* Written task:
Copy the lines below as they are; omit the images they contain.

─── Source data ───

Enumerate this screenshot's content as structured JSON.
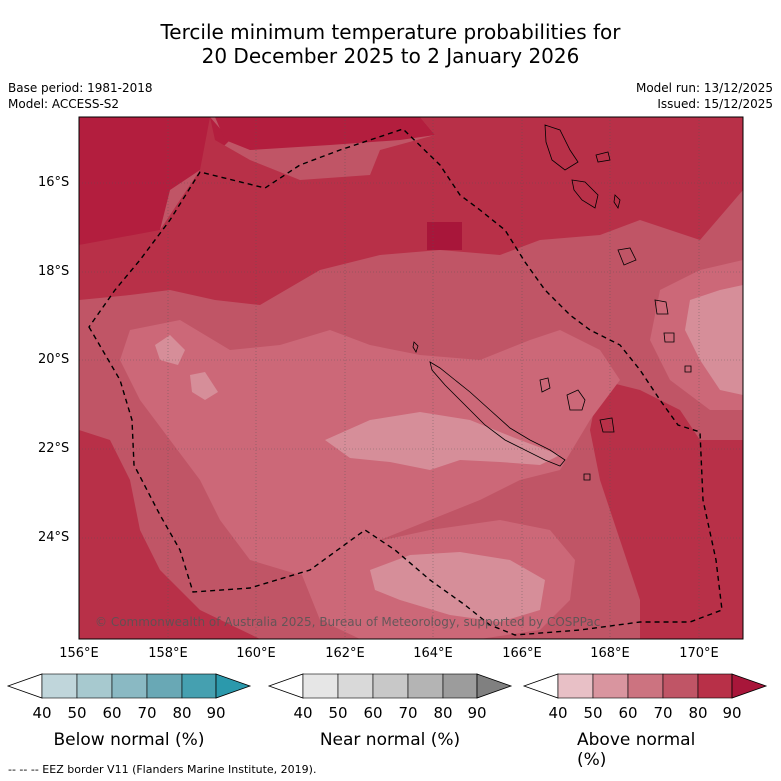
{
  "title": {
    "line1": "Tercile minimum temperature probabilities for",
    "line2": "20 December 2025 to 2 January 2026"
  },
  "meta": {
    "base_period": "Base period: 1981-2018",
    "model": "Model: ACCESS-S2",
    "model_run": "Model run: 13/12/2025",
    "issued": "Issued: 15/12/2025"
  },
  "map": {
    "lat_labels": [
      "16°S",
      "18°S",
      "20°S",
      "22°S",
      "24°S"
    ],
    "lon_labels": [
      "156°E",
      "158°E",
      "160°E",
      "162°E",
      "164°E",
      "166°E",
      "168°E",
      "170°E"
    ],
    "copyright": "© Commonwealth of Australia 2025, Bureau of Meteorology, supported by COSPPac"
  },
  "legends": [
    {
      "label": "Below normal (%)",
      "ticks": [
        "40",
        "50",
        "60",
        "70",
        "80",
        "90"
      ],
      "colors": [
        "#ffffff",
        "#c0d6db",
        "#a7c9cf",
        "#8ab9c3",
        "#69a8b5",
        "#45a0b0",
        "#2b99ac"
      ]
    },
    {
      "label": "Near normal (%)",
      "ticks": [
        "40",
        "50",
        "60",
        "70",
        "80",
        "90"
      ],
      "colors": [
        "#ffffff",
        "#e6e6e6",
        "#d9d9d9",
        "#c8c8c8",
        "#b4b4b4",
        "#9c9c9c",
        "#808080"
      ]
    },
    {
      "label": "Above normal (%)",
      "ticks": [
        "40",
        "50",
        "60",
        "70",
        "80",
        "90"
      ],
      "colors": [
        "#ffffff",
        "#e8c0c6",
        "#d9959f",
        "#cc7380",
        "#c05566",
        "#b83048",
        "#a8163a"
      ]
    }
  ],
  "footer": "--  --  -- EEZ border V11 (Flanders Marine Institute, 2019)."
}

───

* Task result:
Enumerate this screenshot's content as structured JSON.
{
  "title": {
    "line1": "Tercile minimum temperature probabilities for",
    "line2": "20 December 2025 to 2 January 2026"
  },
  "meta": {
    "base_period": "Base period: 1981-2018",
    "model": "Model: ACCESS-S2",
    "model_run": "Model run: 13/12/2025",
    "issued": "Issued: 15/12/2025"
  },
  "map": {
    "lat_labels": [
      "16°S",
      "18°S",
      "20°S",
      "22°S",
      "24°S"
    ],
    "lon_labels": [
      "156°E",
      "158°E",
      "160°E",
      "162°E",
      "164°E",
      "166°E",
      "168°E",
      "170°E"
    ],
    "copyright": "© Commonwealth of Australia 2025, Bureau of Meteorology, supported by COSPPac"
  },
  "legends": [
    {
      "label": "Below normal (%)",
      "ticks": [
        "40",
        "50",
        "60",
        "70",
        "80",
        "90"
      ],
      "colors": [
        "#ffffff",
        "#c0d6db",
        "#a7c9cf",
        "#8ab9c3",
        "#69a8b5",
        "#45a0b0",
        "#2b99ac"
      ]
    },
    {
      "label": "Near normal (%)",
      "ticks": [
        "40",
        "50",
        "60",
        "70",
        "80",
        "90"
      ],
      "colors": [
        "#ffffff",
        "#e6e6e6",
        "#d9d9d9",
        "#c8c8c8",
        "#b4b4b4",
        "#9c9c9c",
        "#808080"
      ]
    },
    {
      "label": "Above normal (%)",
      "ticks": [
        "40",
        "50",
        "60",
        "70",
        "80",
        "90"
      ],
      "colors": [
        "#ffffff",
        "#e8c0c6",
        "#d9959f",
        "#cc7380",
        "#c05566",
        "#b83048",
        "#a8163a"
      ]
    }
  ],
  "footer": "--  --  -- EEZ border V11 (Flanders Marine Institute, 2019)."
}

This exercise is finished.